EXERCISE BRIEF
Return the lines below that carry the word "this".

---------- RAW RECORDS ----------

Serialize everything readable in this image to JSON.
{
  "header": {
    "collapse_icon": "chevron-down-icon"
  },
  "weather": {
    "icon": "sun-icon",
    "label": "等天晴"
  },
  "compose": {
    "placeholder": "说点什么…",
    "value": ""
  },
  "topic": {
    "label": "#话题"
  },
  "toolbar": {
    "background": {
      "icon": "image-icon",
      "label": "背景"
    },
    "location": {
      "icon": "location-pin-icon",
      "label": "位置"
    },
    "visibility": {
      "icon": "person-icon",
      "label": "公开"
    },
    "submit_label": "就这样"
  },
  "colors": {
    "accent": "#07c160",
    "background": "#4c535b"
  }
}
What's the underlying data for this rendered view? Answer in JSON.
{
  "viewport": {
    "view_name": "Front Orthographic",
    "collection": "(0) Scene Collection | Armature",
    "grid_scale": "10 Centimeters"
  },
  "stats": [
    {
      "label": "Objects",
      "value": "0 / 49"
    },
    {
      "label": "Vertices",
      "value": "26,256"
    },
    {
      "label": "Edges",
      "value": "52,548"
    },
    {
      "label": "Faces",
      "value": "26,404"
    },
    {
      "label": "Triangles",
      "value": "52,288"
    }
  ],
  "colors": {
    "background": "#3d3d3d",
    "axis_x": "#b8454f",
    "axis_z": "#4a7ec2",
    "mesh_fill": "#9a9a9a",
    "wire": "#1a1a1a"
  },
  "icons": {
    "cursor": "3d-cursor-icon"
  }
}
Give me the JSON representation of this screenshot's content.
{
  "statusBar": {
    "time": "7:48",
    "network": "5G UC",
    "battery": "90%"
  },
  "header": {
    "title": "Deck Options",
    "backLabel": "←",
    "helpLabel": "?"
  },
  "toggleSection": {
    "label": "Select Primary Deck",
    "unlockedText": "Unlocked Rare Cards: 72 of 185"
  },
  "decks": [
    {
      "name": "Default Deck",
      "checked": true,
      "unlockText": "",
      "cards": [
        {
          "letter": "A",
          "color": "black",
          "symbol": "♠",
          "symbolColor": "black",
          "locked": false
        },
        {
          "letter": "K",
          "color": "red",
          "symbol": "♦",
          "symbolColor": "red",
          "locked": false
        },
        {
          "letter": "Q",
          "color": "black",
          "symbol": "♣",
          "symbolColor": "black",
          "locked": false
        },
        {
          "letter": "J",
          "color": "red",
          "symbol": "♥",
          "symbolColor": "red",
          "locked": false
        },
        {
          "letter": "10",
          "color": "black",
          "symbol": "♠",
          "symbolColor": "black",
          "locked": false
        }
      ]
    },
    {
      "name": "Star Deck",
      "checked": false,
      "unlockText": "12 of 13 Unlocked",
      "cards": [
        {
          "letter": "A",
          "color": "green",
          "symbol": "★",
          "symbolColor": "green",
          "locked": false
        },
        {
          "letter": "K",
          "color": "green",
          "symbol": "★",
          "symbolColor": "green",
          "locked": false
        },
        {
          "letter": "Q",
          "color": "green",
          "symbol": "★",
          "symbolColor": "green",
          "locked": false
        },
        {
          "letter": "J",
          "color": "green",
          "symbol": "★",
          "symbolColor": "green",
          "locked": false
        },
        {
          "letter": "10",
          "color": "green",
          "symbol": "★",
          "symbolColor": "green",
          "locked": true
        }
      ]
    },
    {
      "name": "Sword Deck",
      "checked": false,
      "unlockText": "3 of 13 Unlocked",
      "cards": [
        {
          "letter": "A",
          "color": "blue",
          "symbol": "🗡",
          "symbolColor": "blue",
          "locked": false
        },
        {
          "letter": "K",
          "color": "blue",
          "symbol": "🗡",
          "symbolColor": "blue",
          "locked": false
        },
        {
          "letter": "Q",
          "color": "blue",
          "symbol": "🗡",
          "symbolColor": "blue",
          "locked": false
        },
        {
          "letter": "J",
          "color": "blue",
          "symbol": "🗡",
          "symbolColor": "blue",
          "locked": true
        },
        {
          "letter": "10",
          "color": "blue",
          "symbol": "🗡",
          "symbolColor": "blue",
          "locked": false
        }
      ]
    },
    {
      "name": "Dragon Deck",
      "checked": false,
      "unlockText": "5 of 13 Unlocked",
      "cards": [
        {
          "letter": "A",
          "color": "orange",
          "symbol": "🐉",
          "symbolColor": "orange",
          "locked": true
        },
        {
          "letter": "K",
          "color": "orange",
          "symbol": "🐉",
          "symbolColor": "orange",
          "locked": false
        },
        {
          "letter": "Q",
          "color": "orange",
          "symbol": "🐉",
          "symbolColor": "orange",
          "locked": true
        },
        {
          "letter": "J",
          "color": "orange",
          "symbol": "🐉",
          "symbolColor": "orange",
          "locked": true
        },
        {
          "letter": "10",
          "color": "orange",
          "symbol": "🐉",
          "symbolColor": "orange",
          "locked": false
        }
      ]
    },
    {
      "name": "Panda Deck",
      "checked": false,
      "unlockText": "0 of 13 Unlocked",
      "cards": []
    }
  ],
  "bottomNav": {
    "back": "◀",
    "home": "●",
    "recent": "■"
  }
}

----------

ANSWER TO THE PROBLEM
Serialize everything readable in this image to JSON.
What's the underlying data for this rendered view? Answer in JSON.
Give me the JSON representation of this screenshot's content.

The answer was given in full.